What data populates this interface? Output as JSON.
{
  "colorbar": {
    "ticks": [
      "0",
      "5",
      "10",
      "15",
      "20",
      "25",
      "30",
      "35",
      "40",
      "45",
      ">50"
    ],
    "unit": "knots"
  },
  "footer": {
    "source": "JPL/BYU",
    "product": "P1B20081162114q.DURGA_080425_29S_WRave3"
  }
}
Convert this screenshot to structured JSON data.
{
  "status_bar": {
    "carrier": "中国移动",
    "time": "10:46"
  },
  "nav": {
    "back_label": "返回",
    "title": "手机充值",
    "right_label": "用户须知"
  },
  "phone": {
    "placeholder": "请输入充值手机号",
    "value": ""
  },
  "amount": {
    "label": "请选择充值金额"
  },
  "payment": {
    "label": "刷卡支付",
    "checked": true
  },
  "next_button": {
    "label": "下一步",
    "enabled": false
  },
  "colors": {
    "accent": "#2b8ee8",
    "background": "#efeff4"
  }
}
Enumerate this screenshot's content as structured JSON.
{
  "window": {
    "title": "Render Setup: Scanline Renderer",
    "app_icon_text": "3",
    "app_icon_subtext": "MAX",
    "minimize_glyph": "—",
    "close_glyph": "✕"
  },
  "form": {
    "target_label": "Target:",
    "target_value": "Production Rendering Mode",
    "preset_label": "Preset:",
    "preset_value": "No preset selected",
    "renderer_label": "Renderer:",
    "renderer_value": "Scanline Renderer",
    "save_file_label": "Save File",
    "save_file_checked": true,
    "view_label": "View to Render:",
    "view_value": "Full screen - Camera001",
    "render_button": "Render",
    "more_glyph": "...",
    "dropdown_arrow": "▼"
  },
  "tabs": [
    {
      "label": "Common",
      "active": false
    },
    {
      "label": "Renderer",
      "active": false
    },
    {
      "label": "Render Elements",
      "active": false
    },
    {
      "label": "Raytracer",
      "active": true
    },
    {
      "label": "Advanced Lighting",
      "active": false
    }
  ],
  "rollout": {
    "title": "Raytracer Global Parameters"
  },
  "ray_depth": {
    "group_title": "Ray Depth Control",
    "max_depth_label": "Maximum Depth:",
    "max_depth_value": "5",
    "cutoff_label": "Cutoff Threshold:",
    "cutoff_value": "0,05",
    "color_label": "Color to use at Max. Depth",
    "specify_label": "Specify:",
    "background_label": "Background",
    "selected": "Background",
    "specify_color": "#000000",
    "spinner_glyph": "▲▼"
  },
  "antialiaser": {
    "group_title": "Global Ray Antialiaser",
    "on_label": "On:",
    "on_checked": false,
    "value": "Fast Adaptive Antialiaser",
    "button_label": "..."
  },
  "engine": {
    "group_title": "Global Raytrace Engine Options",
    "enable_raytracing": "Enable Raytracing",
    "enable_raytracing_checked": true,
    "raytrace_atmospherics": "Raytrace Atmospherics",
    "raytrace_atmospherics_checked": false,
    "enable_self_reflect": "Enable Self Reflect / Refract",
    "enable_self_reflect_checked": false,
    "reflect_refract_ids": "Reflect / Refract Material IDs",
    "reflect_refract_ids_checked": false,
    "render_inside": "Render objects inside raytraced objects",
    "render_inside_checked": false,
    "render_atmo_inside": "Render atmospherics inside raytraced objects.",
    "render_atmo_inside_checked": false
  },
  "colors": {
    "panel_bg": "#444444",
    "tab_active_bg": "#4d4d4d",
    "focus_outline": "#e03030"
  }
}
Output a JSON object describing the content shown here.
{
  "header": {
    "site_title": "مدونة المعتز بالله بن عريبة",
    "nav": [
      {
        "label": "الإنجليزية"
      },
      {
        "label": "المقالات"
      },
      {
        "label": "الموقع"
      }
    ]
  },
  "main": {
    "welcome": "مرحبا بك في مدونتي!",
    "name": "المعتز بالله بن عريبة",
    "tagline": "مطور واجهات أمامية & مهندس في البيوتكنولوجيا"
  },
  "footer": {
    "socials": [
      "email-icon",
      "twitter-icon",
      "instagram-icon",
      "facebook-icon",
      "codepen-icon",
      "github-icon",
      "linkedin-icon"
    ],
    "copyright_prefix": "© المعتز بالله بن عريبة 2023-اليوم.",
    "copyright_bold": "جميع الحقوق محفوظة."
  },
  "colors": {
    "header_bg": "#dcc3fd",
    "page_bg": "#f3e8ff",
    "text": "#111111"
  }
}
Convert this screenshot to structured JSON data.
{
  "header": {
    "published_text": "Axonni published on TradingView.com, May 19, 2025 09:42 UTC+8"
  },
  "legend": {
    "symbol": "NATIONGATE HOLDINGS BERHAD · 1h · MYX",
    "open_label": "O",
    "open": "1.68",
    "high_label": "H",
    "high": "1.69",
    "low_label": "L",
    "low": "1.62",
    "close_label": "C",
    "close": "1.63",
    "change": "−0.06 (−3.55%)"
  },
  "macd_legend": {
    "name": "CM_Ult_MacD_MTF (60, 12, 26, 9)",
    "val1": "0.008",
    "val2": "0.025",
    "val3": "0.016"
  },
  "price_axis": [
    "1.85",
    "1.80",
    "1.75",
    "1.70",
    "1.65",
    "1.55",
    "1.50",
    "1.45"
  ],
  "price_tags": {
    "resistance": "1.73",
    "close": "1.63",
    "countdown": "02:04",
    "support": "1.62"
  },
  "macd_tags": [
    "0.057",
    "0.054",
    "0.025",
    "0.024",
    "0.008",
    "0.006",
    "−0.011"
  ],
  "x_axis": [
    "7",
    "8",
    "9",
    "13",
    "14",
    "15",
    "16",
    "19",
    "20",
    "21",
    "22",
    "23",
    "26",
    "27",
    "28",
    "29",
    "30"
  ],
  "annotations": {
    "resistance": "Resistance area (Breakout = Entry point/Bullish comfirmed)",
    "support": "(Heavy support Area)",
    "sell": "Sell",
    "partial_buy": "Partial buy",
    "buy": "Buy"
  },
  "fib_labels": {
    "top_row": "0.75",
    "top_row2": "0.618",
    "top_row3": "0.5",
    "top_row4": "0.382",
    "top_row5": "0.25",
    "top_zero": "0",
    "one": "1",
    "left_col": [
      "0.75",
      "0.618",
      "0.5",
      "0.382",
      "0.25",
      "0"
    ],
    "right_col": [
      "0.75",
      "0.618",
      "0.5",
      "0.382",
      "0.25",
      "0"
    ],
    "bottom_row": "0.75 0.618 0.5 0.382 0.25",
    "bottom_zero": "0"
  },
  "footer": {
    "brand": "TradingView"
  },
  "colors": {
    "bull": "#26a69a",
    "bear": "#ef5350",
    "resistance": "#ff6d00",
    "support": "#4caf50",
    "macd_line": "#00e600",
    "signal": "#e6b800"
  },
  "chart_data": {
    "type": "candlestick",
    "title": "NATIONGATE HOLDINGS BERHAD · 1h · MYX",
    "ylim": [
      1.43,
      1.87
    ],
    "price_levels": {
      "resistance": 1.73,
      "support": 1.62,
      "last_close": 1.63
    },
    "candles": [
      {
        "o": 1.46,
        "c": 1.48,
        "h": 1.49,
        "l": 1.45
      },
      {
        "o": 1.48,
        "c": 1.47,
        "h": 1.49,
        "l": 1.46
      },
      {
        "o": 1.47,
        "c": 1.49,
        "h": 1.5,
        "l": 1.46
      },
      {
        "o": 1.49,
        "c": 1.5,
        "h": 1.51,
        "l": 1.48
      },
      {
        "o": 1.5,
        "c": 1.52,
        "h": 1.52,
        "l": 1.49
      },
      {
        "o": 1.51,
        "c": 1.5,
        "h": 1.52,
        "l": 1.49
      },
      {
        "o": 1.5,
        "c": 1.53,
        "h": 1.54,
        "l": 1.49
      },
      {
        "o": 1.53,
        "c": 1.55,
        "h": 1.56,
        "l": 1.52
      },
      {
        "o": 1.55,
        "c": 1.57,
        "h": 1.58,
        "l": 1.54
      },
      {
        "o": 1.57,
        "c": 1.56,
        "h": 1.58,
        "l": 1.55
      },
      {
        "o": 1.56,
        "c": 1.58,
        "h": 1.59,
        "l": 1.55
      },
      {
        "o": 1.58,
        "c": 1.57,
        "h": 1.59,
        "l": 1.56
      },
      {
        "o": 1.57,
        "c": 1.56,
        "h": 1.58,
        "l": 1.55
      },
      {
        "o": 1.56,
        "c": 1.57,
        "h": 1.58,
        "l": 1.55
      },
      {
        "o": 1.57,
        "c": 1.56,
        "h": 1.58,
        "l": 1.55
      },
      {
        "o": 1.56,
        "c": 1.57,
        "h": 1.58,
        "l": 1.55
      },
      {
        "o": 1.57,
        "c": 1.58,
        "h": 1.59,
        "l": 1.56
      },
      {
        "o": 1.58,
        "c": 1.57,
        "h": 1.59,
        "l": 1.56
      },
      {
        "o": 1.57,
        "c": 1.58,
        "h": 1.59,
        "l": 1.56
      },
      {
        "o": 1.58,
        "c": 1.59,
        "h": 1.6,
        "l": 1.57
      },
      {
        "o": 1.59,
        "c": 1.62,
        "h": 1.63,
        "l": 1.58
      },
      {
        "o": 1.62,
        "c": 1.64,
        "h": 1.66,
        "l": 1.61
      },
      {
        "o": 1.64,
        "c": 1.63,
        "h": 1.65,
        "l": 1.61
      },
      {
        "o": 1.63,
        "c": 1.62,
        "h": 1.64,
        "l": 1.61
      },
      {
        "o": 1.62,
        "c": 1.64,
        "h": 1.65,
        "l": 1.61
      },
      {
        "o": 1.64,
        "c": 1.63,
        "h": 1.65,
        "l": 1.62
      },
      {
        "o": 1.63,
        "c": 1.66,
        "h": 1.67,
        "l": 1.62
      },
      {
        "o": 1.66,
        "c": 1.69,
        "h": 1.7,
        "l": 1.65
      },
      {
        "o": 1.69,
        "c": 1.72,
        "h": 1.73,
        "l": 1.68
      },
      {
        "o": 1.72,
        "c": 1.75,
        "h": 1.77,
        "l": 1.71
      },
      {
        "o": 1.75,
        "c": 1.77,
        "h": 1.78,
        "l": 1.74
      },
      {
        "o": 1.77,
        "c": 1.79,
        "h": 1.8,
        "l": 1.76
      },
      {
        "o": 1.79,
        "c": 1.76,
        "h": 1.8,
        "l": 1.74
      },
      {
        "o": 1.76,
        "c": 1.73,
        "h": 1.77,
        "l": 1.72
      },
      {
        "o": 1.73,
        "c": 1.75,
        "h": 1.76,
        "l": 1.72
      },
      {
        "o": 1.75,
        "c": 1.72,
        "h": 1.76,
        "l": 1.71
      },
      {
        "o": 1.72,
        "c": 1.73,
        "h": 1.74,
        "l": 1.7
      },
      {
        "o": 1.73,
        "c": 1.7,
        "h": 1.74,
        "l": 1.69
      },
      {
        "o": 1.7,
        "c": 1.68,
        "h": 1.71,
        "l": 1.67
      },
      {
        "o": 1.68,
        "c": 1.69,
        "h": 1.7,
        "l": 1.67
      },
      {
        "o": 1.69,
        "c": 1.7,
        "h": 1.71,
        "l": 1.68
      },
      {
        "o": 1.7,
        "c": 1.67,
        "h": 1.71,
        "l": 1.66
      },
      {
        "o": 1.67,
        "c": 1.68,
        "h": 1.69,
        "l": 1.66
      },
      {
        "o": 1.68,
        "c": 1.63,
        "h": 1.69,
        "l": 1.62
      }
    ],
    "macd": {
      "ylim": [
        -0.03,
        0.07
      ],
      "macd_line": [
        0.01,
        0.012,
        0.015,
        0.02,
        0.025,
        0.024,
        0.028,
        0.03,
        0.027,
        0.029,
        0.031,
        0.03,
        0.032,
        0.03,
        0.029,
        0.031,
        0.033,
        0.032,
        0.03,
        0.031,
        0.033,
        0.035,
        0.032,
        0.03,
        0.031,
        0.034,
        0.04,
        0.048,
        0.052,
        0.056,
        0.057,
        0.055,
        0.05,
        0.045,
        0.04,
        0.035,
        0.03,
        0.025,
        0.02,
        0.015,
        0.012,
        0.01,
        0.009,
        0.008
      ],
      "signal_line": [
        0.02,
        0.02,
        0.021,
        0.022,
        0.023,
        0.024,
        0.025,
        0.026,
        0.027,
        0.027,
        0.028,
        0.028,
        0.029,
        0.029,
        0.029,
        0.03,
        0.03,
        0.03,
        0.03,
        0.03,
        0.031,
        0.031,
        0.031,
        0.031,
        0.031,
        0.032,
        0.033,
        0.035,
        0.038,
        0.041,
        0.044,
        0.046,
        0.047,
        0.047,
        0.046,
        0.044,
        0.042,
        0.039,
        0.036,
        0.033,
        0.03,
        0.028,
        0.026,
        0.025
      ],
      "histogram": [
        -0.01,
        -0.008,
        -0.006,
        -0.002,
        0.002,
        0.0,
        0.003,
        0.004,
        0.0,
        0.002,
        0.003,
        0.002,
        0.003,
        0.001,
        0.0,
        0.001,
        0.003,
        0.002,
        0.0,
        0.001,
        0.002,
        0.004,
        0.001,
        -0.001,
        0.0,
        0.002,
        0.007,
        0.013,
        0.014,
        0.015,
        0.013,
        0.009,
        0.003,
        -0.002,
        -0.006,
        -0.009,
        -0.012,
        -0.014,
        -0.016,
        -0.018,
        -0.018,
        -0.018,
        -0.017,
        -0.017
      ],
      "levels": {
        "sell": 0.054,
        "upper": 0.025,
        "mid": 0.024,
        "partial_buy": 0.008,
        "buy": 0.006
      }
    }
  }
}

> [WRITTEN PROBLEM]: What is the number of lines in the records that contain the word "TradingView"? Answer with the number and nothing else.

> [SOLVED EXERCISE]: 2